Dataset items:
------------------------------------------------------------

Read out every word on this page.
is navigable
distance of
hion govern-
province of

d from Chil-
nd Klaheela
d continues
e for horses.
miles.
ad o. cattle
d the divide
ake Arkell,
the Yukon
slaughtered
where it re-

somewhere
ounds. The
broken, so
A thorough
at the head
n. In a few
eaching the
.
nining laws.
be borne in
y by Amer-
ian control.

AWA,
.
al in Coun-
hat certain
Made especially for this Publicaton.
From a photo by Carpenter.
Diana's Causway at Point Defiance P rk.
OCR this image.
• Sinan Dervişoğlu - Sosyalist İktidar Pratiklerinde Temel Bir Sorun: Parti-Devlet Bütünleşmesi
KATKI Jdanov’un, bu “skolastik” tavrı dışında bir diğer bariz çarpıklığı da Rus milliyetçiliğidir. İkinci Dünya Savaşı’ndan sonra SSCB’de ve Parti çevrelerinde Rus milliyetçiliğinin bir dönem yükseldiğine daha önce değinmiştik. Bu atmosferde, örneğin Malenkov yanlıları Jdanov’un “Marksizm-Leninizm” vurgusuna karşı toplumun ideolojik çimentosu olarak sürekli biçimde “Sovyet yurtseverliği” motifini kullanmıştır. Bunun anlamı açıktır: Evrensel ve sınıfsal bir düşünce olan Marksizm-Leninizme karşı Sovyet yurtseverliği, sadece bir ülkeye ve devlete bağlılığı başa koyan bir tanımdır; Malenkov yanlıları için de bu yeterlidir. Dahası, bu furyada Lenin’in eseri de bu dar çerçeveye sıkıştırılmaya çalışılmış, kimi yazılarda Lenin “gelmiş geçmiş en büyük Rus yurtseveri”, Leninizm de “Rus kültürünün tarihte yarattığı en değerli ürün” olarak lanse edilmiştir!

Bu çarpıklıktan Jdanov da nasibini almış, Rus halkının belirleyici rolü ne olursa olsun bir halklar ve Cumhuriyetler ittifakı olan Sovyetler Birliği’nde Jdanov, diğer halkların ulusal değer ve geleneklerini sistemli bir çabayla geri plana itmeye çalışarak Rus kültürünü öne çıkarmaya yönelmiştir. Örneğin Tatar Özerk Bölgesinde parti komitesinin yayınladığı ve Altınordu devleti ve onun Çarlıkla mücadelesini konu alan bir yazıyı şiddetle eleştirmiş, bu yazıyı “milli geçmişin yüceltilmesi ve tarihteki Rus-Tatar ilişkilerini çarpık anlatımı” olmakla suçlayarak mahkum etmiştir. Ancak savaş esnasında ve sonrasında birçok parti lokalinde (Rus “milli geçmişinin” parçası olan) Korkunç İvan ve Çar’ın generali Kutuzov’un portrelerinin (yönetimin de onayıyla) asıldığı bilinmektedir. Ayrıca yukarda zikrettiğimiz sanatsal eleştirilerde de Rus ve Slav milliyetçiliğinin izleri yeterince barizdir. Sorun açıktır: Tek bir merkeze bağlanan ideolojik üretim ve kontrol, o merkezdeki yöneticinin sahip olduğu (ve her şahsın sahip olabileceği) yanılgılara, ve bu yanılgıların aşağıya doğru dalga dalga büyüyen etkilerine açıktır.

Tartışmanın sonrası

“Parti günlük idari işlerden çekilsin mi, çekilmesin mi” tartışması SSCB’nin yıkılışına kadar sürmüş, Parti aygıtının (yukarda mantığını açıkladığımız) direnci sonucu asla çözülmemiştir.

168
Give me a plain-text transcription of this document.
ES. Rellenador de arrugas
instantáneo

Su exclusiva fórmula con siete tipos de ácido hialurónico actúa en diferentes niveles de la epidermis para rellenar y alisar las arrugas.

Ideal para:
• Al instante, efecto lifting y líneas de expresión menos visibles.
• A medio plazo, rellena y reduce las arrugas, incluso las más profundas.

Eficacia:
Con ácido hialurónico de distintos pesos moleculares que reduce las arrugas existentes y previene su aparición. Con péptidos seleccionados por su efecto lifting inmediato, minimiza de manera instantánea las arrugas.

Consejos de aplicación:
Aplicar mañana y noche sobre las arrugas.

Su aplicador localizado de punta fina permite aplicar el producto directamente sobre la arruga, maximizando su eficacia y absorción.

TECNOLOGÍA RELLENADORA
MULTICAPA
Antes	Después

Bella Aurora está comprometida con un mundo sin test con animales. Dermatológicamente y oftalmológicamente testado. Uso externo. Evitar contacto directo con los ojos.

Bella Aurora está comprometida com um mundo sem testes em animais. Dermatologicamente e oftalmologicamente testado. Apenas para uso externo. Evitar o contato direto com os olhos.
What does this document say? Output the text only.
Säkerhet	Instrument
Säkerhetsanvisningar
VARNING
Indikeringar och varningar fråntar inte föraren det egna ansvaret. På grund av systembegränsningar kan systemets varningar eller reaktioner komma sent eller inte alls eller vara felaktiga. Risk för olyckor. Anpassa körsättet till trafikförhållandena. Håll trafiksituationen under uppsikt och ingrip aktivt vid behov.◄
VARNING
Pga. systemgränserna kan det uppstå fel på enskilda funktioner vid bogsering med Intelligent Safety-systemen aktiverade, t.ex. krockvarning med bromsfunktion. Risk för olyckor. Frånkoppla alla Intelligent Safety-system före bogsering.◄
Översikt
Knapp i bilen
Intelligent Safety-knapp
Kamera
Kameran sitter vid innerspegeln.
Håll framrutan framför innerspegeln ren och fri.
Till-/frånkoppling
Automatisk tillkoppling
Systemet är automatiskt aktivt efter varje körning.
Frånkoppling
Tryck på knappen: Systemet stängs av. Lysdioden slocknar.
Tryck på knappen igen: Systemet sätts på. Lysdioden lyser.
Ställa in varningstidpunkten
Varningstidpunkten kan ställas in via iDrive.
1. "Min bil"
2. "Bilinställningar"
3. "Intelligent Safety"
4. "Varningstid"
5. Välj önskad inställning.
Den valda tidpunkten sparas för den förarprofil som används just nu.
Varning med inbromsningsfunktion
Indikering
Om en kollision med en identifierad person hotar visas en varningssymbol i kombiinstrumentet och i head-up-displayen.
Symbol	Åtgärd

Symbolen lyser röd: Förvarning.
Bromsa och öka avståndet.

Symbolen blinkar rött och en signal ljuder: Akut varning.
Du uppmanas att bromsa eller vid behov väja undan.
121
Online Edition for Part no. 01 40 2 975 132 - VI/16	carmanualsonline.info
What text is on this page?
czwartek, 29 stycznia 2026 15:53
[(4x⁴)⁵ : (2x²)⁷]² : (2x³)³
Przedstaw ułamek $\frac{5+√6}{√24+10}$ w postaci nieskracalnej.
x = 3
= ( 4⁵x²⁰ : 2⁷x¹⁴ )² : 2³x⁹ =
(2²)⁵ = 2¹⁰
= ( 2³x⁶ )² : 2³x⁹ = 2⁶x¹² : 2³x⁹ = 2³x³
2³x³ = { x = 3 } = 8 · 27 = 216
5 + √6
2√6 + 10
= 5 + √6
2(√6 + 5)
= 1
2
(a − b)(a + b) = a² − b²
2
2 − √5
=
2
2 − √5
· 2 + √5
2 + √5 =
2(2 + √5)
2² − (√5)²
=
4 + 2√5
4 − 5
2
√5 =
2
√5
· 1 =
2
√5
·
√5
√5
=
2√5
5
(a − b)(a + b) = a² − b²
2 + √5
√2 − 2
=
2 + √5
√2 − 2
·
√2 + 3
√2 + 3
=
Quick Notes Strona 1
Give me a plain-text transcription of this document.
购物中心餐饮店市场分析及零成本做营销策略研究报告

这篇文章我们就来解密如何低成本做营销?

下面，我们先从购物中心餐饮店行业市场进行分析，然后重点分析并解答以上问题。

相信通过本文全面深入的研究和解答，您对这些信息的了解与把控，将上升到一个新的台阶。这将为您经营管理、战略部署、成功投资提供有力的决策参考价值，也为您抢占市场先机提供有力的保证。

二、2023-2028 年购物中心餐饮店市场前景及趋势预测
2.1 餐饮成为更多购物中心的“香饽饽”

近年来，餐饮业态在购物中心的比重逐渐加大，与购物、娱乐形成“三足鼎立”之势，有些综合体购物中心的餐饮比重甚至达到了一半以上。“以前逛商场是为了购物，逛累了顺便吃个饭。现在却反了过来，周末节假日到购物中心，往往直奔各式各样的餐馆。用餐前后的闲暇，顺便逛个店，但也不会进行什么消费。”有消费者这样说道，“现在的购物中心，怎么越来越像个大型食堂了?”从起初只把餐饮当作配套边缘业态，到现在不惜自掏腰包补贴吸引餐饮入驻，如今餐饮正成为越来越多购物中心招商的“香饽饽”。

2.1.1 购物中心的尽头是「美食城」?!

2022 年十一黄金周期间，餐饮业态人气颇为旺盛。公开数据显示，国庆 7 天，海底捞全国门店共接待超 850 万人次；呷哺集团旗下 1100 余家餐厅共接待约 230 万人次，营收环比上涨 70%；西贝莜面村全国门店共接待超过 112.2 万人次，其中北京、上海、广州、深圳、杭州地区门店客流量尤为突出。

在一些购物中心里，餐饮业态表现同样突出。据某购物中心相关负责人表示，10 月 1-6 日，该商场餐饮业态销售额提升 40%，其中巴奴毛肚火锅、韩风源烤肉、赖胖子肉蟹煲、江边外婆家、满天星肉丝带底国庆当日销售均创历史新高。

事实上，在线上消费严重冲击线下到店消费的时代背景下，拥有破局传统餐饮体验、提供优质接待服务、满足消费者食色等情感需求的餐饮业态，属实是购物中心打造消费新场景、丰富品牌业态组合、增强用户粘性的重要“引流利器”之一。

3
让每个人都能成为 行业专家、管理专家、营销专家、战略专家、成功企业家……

------------------------------------------------------------

• _WHAT TO WORK ON_
Return, from the data, each line that has the word "Safety" in it.

• _THE RESULT_
Pga. systemgränserna kan det uppstå fel på enskilda funktioner vid bogsering med Intelligent Safety-systemen aktiverade, t.ex. krockvarning med bromsfunktion. Risk för olyckor. Frånkoppla alla Intelligent Safety-system före bogsering.◄
Intelligent Safety-knapp
3. "Intelligent Safety"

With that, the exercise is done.